— BEGIN —

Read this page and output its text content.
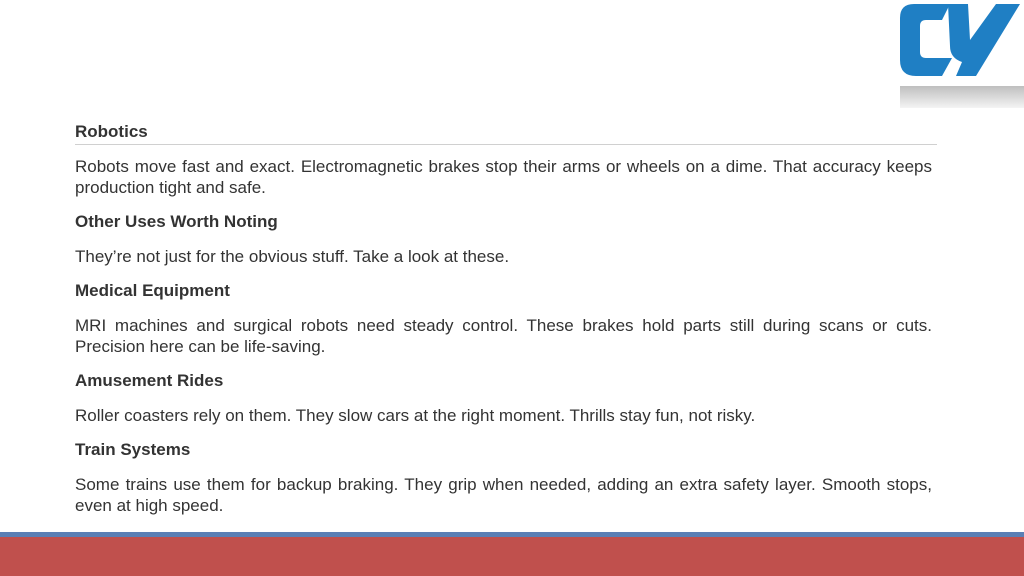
Robotics

Robots move fast and exact. Electromagnetic brakes stop their arms or wheels on a dime. That accuracy keeps production tight and safe.

Other Uses Worth Noting

They’re not just for the obvious stuff. Take a look at these.

Medical Equipment

MRI machines and surgical robots need steady control. These brakes hold parts still during scans or cuts. Precision here can be life-saving.

Amusement Rides

Roller coasters rely on them. They slow cars at the right moment. Thrills stay fun, not risky.

Train Systems

Some trains use them for backup braking. They grip when needed, adding an extra safety layer. Smooth stops, even at high speed.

— END —

Exercise prompt
Your task is an exact transcription of all the data, minus the pictures.

Answer to this problem
Read this page and output its text content.
Robotics

Robots move fast and exact. Electromagnetic brakes stop their arms or wheels on a dime. That accuracy keeps production tight and safe.

Other Uses Worth Noting

They’re not just for the obvious stuff. Take a look at these.

Medical Equipment

MRI machines and surgical robots need steady control. These brakes hold parts still during scans or cuts. Precision here can be life-saving.

Amusement Rides

Roller coasters rely on them. They slow cars at the right moment. Thrills stay fun, not risky.

Train Systems

Some trains use them for backup braking. They grip when needed, adding an extra safety layer. Smooth stops, even at high speed.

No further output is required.